Written exercise: Return every record below exactly as written, omitting any pictures.

Exercise input:
===============

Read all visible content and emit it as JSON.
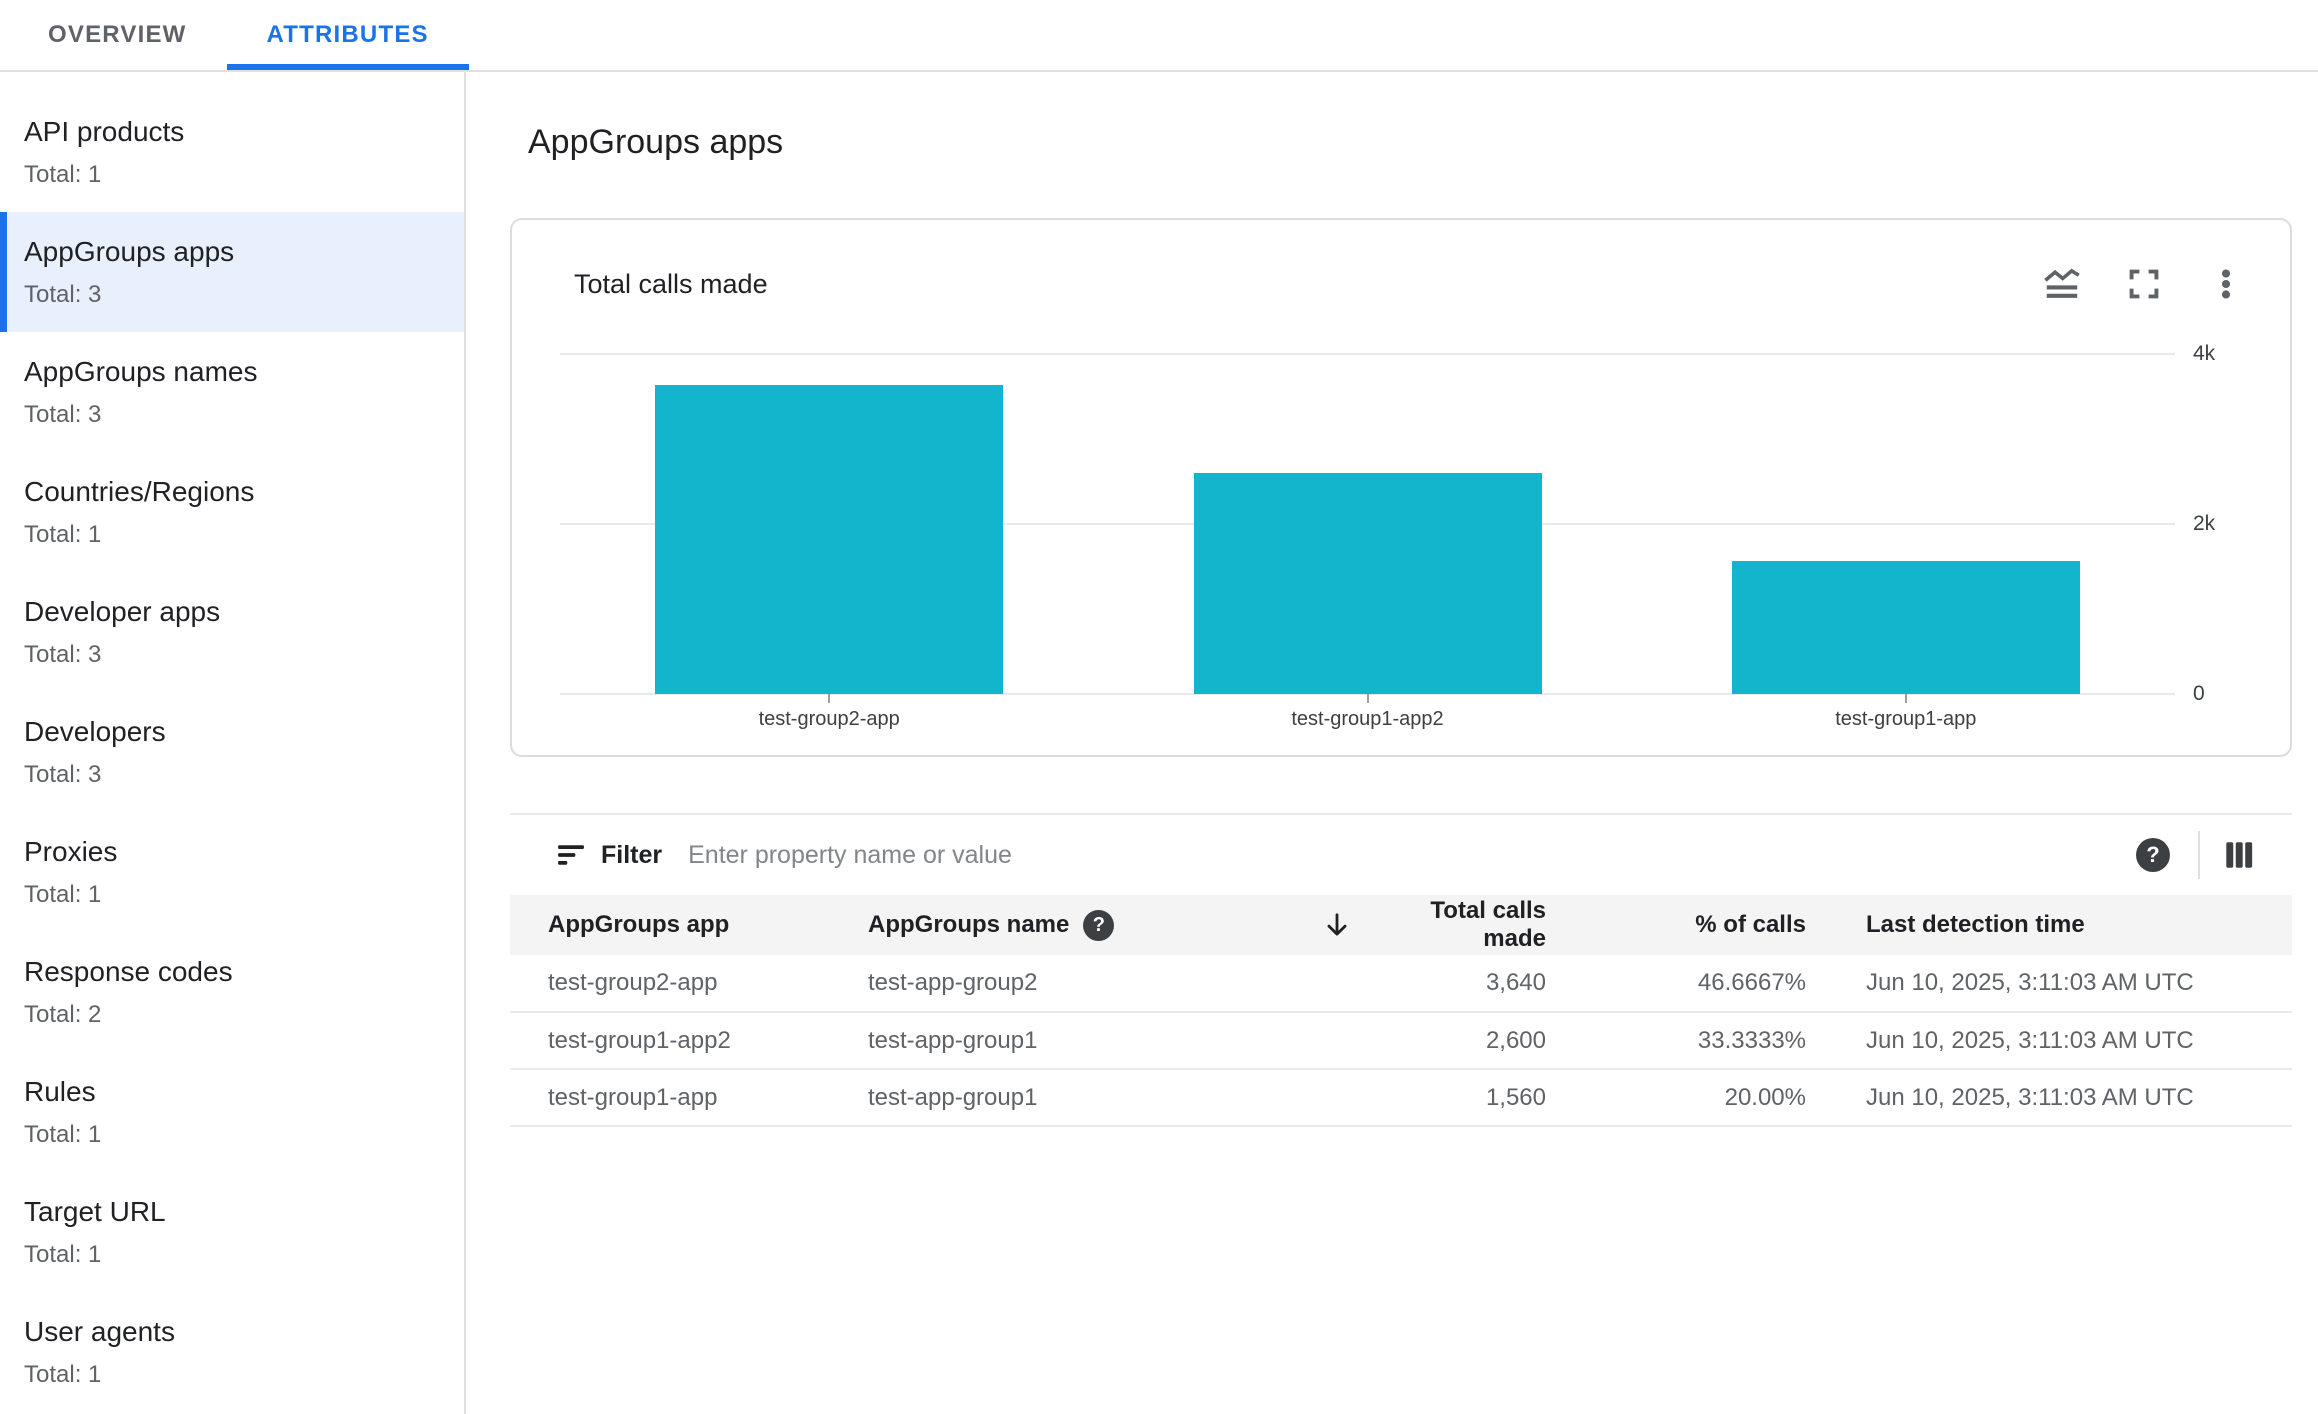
{
  "tabs": [
    {
      "label": "OVERVIEW",
      "active": false
    },
    {
      "label": "ATTRIBUTES",
      "active": true
    }
  ],
  "sidebar": {
    "items": [
      {
        "label": "API products",
        "total": "Total: 1"
      },
      {
        "label": "AppGroups apps",
        "total": "Total: 3",
        "selected": true
      },
      {
        "label": "AppGroups names",
        "total": "Total: 3"
      },
      {
        "label": "Countries/Regions",
        "total": "Total: 1"
      },
      {
        "label": "Developer apps",
        "total": "Total: 3"
      },
      {
        "label": "Developers",
        "total": "Total: 3"
      },
      {
        "label": "Proxies",
        "total": "Total: 1"
      },
      {
        "label": "Response codes",
        "total": "Total: 2"
      },
      {
        "label": "Rules",
        "total": "Total: 1"
      },
      {
        "label": "Target URL",
        "total": "Total: 1"
      },
      {
        "label": "User agents",
        "total": "Total: 1"
      }
    ]
  },
  "main": {
    "title": "AppGroups apps"
  },
  "chart_data": {
    "type": "bar",
    "title": "Total calls made",
    "categories": [
      "test-group2-app",
      "test-group1-app2",
      "test-group1-app"
    ],
    "values": [
      3640,
      2600,
      1560
    ],
    "xlabel": "",
    "ylabel": "",
    "ylim": [
      0,
      4000
    ],
    "yticks": [
      {
        "value": 4000,
        "label": "4k"
      },
      {
        "value": 2000,
        "label": "2k"
      },
      {
        "value": 0,
        "label": "0"
      }
    ],
    "bar_color": "#12b5cb",
    "grid": true,
    "legend": false,
    "ytick_side": "right"
  },
  "card_icons": [
    "chart-type",
    "fullscreen",
    "more-options"
  ],
  "filter": {
    "label": "Filter",
    "placeholder": "Enter property name or value"
  },
  "icons": {
    "help_glyph": "?"
  },
  "table": {
    "headers": [
      {
        "label": "AppGroups app"
      },
      {
        "label": "AppGroups name",
        "has_help": true
      },
      {
        "label": "Total calls made",
        "sorted": "desc"
      },
      {
        "label": "% of calls"
      },
      {
        "label": "Last detection time"
      }
    ],
    "rows": [
      {
        "cells": [
          "test-group2-app",
          "test-app-group2",
          "3,640",
          "46.6667%",
          "Jun 10, 2025, 3:11:03 AM UTC"
        ]
      },
      {
        "cells": [
          "test-group1-app2",
          "test-app-group1",
          "2,600",
          "33.3333%",
          "Jun 10, 2025, 3:11:03 AM UTC"
        ]
      },
      {
        "cells": [
          "test-group1-app",
          "test-app-group1",
          "1,560",
          "20.00%",
          "Jun 10, 2025, 3:11:03 AM UTC"
        ]
      }
    ]
  },
  "colors": {
    "accent": "#1a73e8",
    "bar": "#12b5cb",
    "selected_bg": "#e8f0fe",
    "header_bg": "#f4f4f4"
  }
}
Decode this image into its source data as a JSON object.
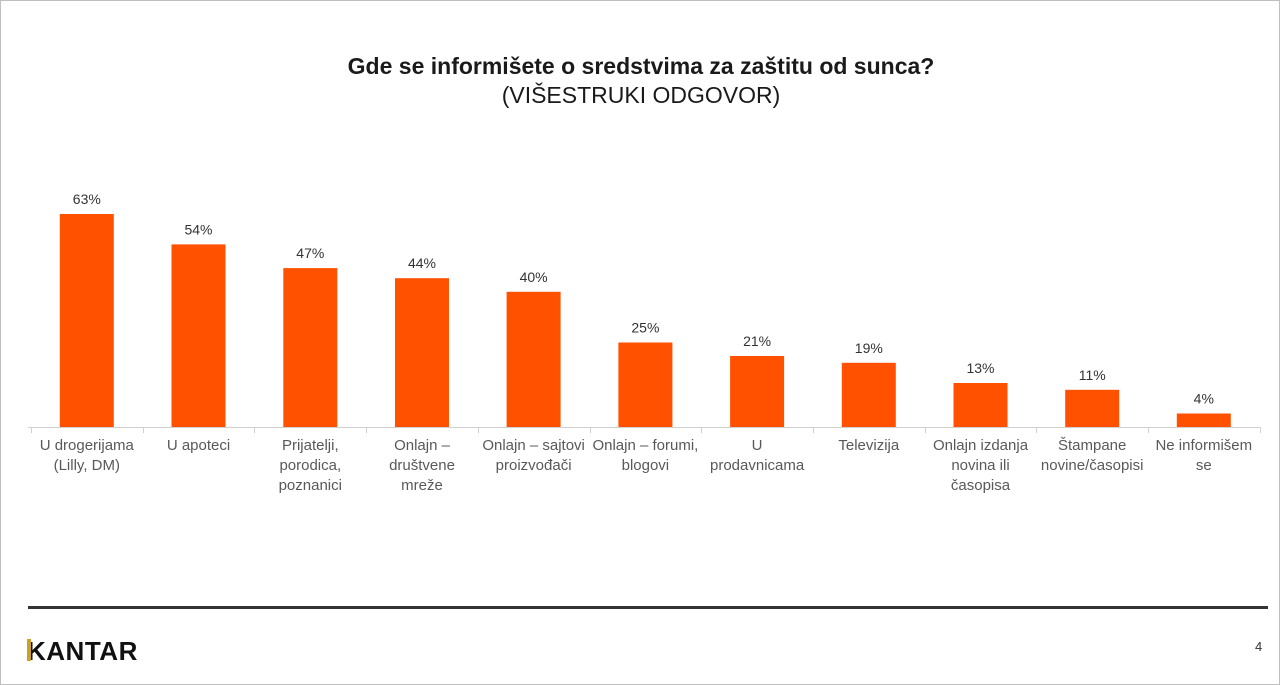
{
  "title": "Gde se informišete o sredstvima za zaštitu od sunca?",
  "subtitle": "(VIŠESTRUKI ODGOVOR)",
  "chart_data": {
    "type": "bar",
    "categories": [
      "U drogerijama (Lilly, DM)",
      "U apoteci",
      "Prijatelji, porodica, poznanici",
      "Onlajn – društvene mreže",
      "Onlajn – sajtovi proizvođači",
      "Onlajn – forumi, blogovi",
      "U prodavnicama",
      "Televizija",
      "Onlajn izdanja novina ili časopisa",
      "Štampane novine/časopisi",
      "Ne informišem se"
    ],
    "values": [
      63,
      54,
      47,
      44,
      40,
      25,
      21,
      19,
      13,
      11,
      4
    ],
    "value_labels": [
      "63%",
      "54%",
      "47%",
      "44%",
      "40%",
      "25%",
      "21%",
      "19%",
      "13%",
      "11%",
      "4%"
    ],
    "title": "Gde se informišete o sredstvima za zaštitu od sunca?",
    "subtitle": "(VIŠESTRUKI ODGOVOR)",
    "xlabel": "",
    "ylabel": "",
    "ylim": [
      0,
      63
    ],
    "grid": false,
    "bar_color": "#ff5100"
  },
  "footer": {
    "logo": "KANTAR",
    "logo_accent_color": "#c9a227",
    "page_number": "4"
  }
}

===============

Solution to this task:
Read all visible content and emit it as JSON.
{
  "tabs": [
    {
      "label": "OVERVIEW",
      "active": false
    },
    {
      "label": "ATTRIBUTES",
      "active": true
    }
  ],
  "sidebar": {
    "items": [
      {
        "label": "API products",
        "total": "Total: 1"
      },
      {
        "label": "AppGroups apps",
        "total": "Total: 3",
        "selected": true
      },
      {
        "label": "AppGroups names",
        "total": "Total: 3"
      },
      {
        "label": "Countries/Regions",
        "total": "Total: 1"
      },
      {
        "label": "Developer apps",
        "total": "Total: 3"
      },
      {
        "label": "Developers",
        "total": "Total: 3"
      },
      {
        "label": "Proxies",
        "total": "Total: 1"
      },
      {
        "label": "Response codes",
        "total": "Total: 2"
      },
      {
        "label": "Rules",
        "total": "Total: 1"
      },
      {
        "label": "Target URL",
        "total": "Total: 1"
      },
      {
        "label": "User agents",
        "total": "Total: 1"
      }
    ]
  },
  "main": {
    "title": "AppGroups apps"
  },
  "chart_data": {
    "type": "bar",
    "title": "Total calls made",
    "categories": [
      "test-group2-app",
      "test-group1-app2",
      "test-group1-app"
    ],
    "values": [
      3640,
      2600,
      1560
    ],
    "xlabel": "",
    "ylabel": "",
    "ylim": [
      0,
      4000
    ],
    "yticks": [
      {
        "value": 4000,
        "label": "4k"
      },
      {
        "value": 2000,
        "label": "2k"
      },
      {
        "value": 0,
        "label": "0"
      }
    ],
    "bar_color": "#12b5cb",
    "grid": true,
    "legend": false,
    "ytick_side": "right"
  },
  "card_icons": [
    "chart-type",
    "fullscreen",
    "more-options"
  ],
  "filter": {
    "label": "Filter",
    "placeholder": "Enter property name or value"
  },
  "icons": {
    "help_glyph": "?"
  },
  "table": {
    "headers": [
      {
        "label": "AppGroups app"
      },
      {
        "label": "AppGroups name",
        "has_help": true
      },
      {
        "label": "Total calls made",
        "sorted": "desc"
      },
      {
        "label": "% of calls"
      },
      {
        "label": "Last detection time"
      }
    ],
    "rows": [
      {
        "cells": [
          "test-group2-app",
          "test-app-group2",
          "3,640",
          "46.6667%",
          "Jun 10, 2025, 3:11:03 AM UTC"
        ]
      },
      {
        "cells": [
          "test-group1-app2",
          "test-app-group1",
          "2,600",
          "33.3333%",
          "Jun 10, 2025, 3:11:03 AM UTC"
        ]
      },
      {
        "cells": [
          "test-group1-app",
          "test-app-group1",
          "1,560",
          "20.00%",
          "Jun 10, 2025, 3:11:03 AM UTC"
        ]
      }
    ]
  },
  "colors": {
    "accent": "#1a73e8",
    "bar": "#12b5cb",
    "selected_bg": "#e8f0fe",
    "header_bg": "#f4f4f4"
  }
}
Decode this image into its source data as a JSON object.
{
  "title": "Gde se informišete o sredstvima za zaštitu od sunca?",
  "subtitle": "(VIŠESTRUKI ODGOVOR)",
  "chart_data": {
    "type": "bar",
    "categories": [
      "U drogerijama (Lilly, DM)",
      "U apoteci",
      "Prijatelji, porodica, poznanici",
      "Onlajn – društvene mreže",
      "Onlajn – sajtovi proizvođači",
      "Onlajn – forumi, blogovi",
      "U prodavnicama",
      "Televizija",
      "Onlajn izdanja novina ili časopisa",
      "Štampane novine/časopisi",
      "Ne informišem se"
    ],
    "values": [
      63,
      54,
      47,
      44,
      40,
      25,
      21,
      19,
      13,
      11,
      4
    ],
    "value_labels": [
      "63%",
      "54%",
      "47%",
      "44%",
      "40%",
      "25%",
      "21%",
      "19%",
      "13%",
      "11%",
      "4%"
    ],
    "title": "Gde se informišete o sredstvima za zaštitu od sunca?",
    "subtitle": "(VIŠESTRUKI ODGOVOR)",
    "xlabel": "",
    "ylabel": "",
    "ylim": [
      0,
      63
    ],
    "grid": false,
    "bar_color": "#ff5100"
  },
  "footer": {
    "logo": "KANTAR",
    "logo_accent_color": "#c9a227",
    "page_number": "4"
  }
}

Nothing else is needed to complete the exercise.